● ROWS:

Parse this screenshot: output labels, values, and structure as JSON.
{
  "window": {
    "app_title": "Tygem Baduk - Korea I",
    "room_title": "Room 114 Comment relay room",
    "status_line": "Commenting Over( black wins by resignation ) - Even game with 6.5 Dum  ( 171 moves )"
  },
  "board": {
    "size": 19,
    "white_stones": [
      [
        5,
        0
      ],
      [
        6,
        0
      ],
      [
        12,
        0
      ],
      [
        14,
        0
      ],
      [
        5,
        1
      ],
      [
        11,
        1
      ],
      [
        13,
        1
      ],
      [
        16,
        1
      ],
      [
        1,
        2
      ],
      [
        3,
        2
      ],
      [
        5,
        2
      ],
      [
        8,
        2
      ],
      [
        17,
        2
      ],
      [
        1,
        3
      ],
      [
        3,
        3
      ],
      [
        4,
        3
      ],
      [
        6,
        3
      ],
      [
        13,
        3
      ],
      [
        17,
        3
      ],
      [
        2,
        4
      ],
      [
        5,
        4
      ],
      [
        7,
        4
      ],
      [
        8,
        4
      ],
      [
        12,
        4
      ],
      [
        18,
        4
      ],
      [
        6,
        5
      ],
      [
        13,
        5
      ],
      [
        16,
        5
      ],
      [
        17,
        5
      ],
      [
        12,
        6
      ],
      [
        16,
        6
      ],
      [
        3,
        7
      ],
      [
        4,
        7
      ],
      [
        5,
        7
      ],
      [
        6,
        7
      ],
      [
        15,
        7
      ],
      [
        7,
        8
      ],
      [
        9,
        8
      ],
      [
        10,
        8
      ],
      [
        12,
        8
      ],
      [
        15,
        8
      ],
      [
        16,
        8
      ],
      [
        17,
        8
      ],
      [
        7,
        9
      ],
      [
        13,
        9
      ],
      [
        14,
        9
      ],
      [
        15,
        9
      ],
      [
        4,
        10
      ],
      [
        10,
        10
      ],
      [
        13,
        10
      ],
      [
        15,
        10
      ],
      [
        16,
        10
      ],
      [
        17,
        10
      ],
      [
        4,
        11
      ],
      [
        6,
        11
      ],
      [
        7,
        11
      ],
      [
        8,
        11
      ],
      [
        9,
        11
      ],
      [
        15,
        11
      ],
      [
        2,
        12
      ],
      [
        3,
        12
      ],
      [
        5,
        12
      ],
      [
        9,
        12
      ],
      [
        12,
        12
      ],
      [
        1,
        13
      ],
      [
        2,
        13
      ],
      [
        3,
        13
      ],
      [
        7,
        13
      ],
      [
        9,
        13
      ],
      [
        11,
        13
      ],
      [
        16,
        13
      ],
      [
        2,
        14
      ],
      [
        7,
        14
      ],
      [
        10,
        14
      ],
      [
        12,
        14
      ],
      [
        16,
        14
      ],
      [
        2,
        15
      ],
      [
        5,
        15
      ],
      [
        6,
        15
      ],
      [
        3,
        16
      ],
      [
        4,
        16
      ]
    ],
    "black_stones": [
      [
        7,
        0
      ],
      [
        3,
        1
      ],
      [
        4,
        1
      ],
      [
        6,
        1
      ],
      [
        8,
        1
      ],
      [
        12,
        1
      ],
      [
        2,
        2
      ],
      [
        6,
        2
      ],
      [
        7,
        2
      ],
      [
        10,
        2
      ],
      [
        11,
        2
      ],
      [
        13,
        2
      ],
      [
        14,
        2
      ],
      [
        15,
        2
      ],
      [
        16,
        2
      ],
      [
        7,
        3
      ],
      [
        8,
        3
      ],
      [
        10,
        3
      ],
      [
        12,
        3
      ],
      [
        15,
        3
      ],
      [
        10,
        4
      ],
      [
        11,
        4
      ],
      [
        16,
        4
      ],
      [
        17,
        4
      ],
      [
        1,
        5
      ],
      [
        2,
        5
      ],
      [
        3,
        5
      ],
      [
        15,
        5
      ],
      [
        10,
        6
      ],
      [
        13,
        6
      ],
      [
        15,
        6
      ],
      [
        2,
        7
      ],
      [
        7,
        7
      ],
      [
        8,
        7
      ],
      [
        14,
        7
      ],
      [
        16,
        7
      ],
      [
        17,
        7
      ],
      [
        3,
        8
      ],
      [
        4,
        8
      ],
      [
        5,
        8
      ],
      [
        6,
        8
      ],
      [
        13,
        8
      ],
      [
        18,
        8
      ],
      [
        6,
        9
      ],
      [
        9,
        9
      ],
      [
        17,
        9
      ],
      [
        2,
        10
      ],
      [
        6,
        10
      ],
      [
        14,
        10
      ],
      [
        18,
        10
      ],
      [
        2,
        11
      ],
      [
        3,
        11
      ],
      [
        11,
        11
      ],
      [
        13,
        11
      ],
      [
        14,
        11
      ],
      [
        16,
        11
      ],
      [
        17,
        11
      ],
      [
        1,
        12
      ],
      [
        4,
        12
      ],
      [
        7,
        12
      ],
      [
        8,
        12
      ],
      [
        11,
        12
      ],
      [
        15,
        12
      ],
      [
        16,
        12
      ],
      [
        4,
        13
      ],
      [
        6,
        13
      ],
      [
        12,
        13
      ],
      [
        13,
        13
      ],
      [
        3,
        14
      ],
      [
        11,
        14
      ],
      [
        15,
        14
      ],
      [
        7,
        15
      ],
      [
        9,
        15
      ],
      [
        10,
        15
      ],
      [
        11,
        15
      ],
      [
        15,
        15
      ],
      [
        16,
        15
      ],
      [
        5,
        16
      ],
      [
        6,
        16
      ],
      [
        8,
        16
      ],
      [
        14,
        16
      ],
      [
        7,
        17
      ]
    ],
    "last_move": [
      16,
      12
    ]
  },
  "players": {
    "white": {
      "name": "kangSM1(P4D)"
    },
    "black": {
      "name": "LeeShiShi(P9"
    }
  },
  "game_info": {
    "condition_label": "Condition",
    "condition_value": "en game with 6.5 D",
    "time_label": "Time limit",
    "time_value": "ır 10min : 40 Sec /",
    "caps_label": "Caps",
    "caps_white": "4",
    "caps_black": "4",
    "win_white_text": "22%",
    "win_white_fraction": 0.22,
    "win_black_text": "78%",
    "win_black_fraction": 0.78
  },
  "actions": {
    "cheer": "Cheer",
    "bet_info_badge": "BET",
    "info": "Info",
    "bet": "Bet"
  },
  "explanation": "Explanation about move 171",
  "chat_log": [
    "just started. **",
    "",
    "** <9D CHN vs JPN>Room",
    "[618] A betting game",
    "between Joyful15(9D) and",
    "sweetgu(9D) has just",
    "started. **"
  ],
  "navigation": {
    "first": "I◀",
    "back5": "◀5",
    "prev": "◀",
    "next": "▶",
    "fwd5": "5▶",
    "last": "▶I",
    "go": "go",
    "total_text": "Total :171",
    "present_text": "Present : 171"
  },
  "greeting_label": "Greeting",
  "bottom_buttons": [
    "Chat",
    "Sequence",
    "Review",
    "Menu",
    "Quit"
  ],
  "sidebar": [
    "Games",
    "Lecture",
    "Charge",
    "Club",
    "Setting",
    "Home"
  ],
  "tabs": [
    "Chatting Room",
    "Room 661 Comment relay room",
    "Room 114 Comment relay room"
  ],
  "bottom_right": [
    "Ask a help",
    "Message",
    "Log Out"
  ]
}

● TASK STATEMENT:
Nothing in the listing may be changed; retype it all exactly.

● OUTPUT OF THE EXERCISE:
Parse this screenshot: output labels, values, and structure as JSON.
{
  "window": {
    "app_title": "Tygem Baduk - Korea I",
    "room_title": "Room 114 Comment relay room",
    "status_line": "Commenting Over( black wins by resignation ) - Even game with 6.5 Dum  ( 171 moves )"
  },
  "board": {
    "size": 19,
    "white_stones": [
      [
        5,
        0
      ],
      [
        6,
        0
      ],
      [
        12,
        0
      ],
      [
        14,
        0
      ],
      [
        5,
        1
      ],
      [
        11,
        1
      ],
      [
        13,
        1
      ],
      [
        16,
        1
      ],
      [
        1,
        2
      ],
      [
        3,
        2
      ],
      [
        5,
        2
      ],
      [
        8,
        2
      ],
      [
        17,
        2
      ],
      [
        1,
        3
      ],
      [
        3,
        3
      ],
      [
        4,
        3
      ],
      [
        6,
        3
      ],
      [
        13,
        3
      ],
      [
        17,
        3
      ],
      [
        2,
        4
      ],
      [
        5,
        4
      ],
      [
        7,
        4
      ],
      [
        8,
        4
      ],
      [
        12,
        4
      ],
      [
        18,
        4
      ],
      [
        6,
        5
      ],
      [
        13,
        5
      ],
      [
        16,
        5
      ],
      [
        17,
        5
      ],
      [
        12,
        6
      ],
      [
        16,
        6
      ],
      [
        3,
        7
      ],
      [
        4,
        7
      ],
      [
        5,
        7
      ],
      [
        6,
        7
      ],
      [
        15,
        7
      ],
      [
        7,
        8
      ],
      [
        9,
        8
      ],
      [
        10,
        8
      ],
      [
        12,
        8
      ],
      [
        15,
        8
      ],
      [
        16,
        8
      ],
      [
        17,
        8
      ],
      [
        7,
        9
      ],
      [
        13,
        9
      ],
      [
        14,
        9
      ],
      [
        15,
        9
      ],
      [
        4,
        10
      ],
      [
        10,
        10
      ],
      [
        13,
        10
      ],
      [
        15,
        10
      ],
      [
        16,
        10
      ],
      [
        17,
        10
      ],
      [
        4,
        11
      ],
      [
        6,
        11
      ],
      [
        7,
        11
      ],
      [
        8,
        11
      ],
      [
        9,
        11
      ],
      [
        15,
        11
      ],
      [
        2,
        12
      ],
      [
        3,
        12
      ],
      [
        5,
        12
      ],
      [
        9,
        12
      ],
      [
        12,
        12
      ],
      [
        1,
        13
      ],
      [
        2,
        13
      ],
      [
        3,
        13
      ],
      [
        7,
        13
      ],
      [
        9,
        13
      ],
      [
        11,
        13
      ],
      [
        16,
        13
      ],
      [
        2,
        14
      ],
      [
        7,
        14
      ],
      [
        10,
        14
      ],
      [
        12,
        14
      ],
      [
        16,
        14
      ],
      [
        2,
        15
      ],
      [
        5,
        15
      ],
      [
        6,
        15
      ],
      [
        3,
        16
      ],
      [
        4,
        16
      ]
    ],
    "black_stones": [
      [
        7,
        0
      ],
      [
        3,
        1
      ],
      [
        4,
        1
      ],
      [
        6,
        1
      ],
      [
        8,
        1
      ],
      [
        12,
        1
      ],
      [
        2,
        2
      ],
      [
        6,
        2
      ],
      [
        7,
        2
      ],
      [
        10,
        2
      ],
      [
        11,
        2
      ],
      [
        13,
        2
      ],
      [
        14,
        2
      ],
      [
        15,
        2
      ],
      [
        16,
        2
      ],
      [
        7,
        3
      ],
      [
        8,
        3
      ],
      [
        10,
        3
      ],
      [
        12,
        3
      ],
      [
        15,
        3
      ],
      [
        10,
        4
      ],
      [
        11,
        4
      ],
      [
        16,
        4
      ],
      [
        17,
        4
      ],
      [
        1,
        5
      ],
      [
        2,
        5
      ],
      [
        3,
        5
      ],
      [
        15,
        5
      ],
      [
        10,
        6
      ],
      [
        13,
        6
      ],
      [
        15,
        6
      ],
      [
        2,
        7
      ],
      [
        7,
        7
      ],
      [
        8,
        7
      ],
      [
        14,
        7
      ],
      [
        16,
        7
      ],
      [
        17,
        7
      ],
      [
        3,
        8
      ],
      [
        4,
        8
      ],
      [
        5,
        8
      ],
      [
        6,
        8
      ],
      [
        13,
        8
      ],
      [
        18,
        8
      ],
      [
        6,
        9
      ],
      [
        9,
        9
      ],
      [
        17,
        9
      ],
      [
        2,
        10
      ],
      [
        6,
        10
      ],
      [
        14,
        10
      ],
      [
        18,
        10
      ],
      [
        2,
        11
      ],
      [
        3,
        11
      ],
      [
        11,
        11
      ],
      [
        13,
        11
      ],
      [
        14,
        11
      ],
      [
        16,
        11
      ],
      [
        17,
        11
      ],
      [
        1,
        12
      ],
      [
        4,
        12
      ],
      [
        7,
        12
      ],
      [
        8,
        12
      ],
      [
        11,
        12
      ],
      [
        15,
        12
      ],
      [
        16,
        12
      ],
      [
        4,
        13
      ],
      [
        6,
        13
      ],
      [
        12,
        13
      ],
      [
        13,
        13
      ],
      [
        3,
        14
      ],
      [
        11,
        14
      ],
      [
        15,
        14
      ],
      [
        7,
        15
      ],
      [
        9,
        15
      ],
      [
        10,
        15
      ],
      [
        11,
        15
      ],
      [
        15,
        15
      ],
      [
        16,
        15
      ],
      [
        5,
        16
      ],
      [
        6,
        16
      ],
      [
        8,
        16
      ],
      [
        14,
        16
      ],
      [
        7,
        17
      ]
    ],
    "last_move": [
      16,
      12
    ]
  },
  "players": {
    "white": {
      "name": "kangSM1(P4D)"
    },
    "black": {
      "name": "LeeShiShi(P9"
    }
  },
  "game_info": {
    "condition_label": "Condition",
    "condition_value": "en game with 6.5 D",
    "time_label": "Time limit",
    "time_value": "ır 10min : 40 Sec /",
    "caps_label": "Caps",
    "caps_white": "4",
    "caps_black": "4",
    "win_white_text": "22%",
    "win_white_fraction": 0.22,
    "win_black_text": "78%",
    "win_black_fraction": 0.78
  },
  "actions": {
    "cheer": "Cheer",
    "bet_info_badge": "BET",
    "info": "Info",
    "bet": "Bet"
  },
  "explanation": "Explanation about move 171",
  "chat_log": [
    "just started. **",
    "",
    "** <9D CHN vs JPN>Room",
    "[618] A betting game",
    "between Joyful15(9D) and",
    "sweetgu(9D) has just",
    "started. **"
  ],
  "navigation": {
    "first": "I◀",
    "back5": "◀5",
    "prev": "◀",
    "next": "▶",
    "fwd5": "5▶",
    "last": "▶I",
    "go": "go",
    "total_text": "Total :171",
    "present_text": "Present : 171"
  },
  "greeting_label": "Greeting",
  "bottom_buttons": [
    "Chat",
    "Sequence",
    "Review",
    "Menu",
    "Quit"
  ],
  "sidebar": [
    "Games",
    "Lecture",
    "Charge",
    "Club",
    "Setting",
    "Home"
  ],
  "tabs": [
    "Chatting Room",
    "Room 661 Comment relay room",
    "Room 114 Comment relay room"
  ],
  "bottom_right": [
    "Ask a help",
    "Message",
    "Log Out"
  ]
}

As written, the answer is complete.